Material for this task:
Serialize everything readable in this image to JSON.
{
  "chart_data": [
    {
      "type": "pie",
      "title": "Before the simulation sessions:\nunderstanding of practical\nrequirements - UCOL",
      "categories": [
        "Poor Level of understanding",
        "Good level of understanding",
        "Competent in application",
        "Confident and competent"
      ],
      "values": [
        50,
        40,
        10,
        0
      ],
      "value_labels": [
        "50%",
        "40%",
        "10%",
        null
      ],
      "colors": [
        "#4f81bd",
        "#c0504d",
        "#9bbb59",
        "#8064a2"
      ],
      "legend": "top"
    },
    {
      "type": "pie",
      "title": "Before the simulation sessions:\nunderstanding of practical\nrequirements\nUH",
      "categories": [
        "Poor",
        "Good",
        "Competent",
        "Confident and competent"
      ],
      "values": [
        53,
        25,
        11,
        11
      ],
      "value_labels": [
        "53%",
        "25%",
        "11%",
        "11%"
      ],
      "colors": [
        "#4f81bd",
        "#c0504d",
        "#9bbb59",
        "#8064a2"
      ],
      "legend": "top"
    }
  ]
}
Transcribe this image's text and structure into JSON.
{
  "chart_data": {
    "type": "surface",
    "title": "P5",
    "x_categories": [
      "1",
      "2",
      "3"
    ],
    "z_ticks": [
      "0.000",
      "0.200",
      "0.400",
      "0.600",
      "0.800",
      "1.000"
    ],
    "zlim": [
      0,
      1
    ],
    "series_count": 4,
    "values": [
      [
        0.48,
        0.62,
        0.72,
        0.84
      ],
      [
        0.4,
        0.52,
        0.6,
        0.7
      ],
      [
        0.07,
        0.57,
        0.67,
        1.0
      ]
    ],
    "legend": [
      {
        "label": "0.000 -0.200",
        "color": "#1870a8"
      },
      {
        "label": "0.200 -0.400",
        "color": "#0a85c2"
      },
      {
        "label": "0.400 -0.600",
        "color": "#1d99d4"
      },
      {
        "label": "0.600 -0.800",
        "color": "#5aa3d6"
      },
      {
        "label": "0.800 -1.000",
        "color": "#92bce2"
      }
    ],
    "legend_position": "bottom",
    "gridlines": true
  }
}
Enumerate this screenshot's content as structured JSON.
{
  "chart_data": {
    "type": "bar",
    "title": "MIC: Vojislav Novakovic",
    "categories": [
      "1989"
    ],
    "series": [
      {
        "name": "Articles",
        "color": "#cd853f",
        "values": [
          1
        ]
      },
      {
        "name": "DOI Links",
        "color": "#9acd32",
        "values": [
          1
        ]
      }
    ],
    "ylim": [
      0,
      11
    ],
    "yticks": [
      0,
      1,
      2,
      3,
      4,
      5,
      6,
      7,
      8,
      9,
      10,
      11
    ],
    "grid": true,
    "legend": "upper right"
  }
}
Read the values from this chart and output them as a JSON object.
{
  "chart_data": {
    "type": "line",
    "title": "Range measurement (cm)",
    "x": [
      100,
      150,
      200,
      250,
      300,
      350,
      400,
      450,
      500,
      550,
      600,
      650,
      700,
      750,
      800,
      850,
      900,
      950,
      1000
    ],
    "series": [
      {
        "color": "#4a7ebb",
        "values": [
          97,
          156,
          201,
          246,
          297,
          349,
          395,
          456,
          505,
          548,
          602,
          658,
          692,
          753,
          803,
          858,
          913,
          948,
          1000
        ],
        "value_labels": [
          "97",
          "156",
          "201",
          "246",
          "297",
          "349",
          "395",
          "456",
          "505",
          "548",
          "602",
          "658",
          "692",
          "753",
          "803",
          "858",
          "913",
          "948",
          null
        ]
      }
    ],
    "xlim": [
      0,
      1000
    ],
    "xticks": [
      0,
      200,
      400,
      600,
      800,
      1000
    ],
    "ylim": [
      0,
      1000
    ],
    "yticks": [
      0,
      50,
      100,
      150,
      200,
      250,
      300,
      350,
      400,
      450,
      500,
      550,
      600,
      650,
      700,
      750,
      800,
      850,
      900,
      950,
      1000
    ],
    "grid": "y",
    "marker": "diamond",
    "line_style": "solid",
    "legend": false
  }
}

Aim:
Search the records for the word "simulation" and copy every line where it occurs.

Exercise output:
      "title": "Before the simulation sessions:\nunderstanding of practical\nrequirements - UCOL",
      "title": "Before the simulation sessions:\nunderstanding of practical\nrequirements\nUH",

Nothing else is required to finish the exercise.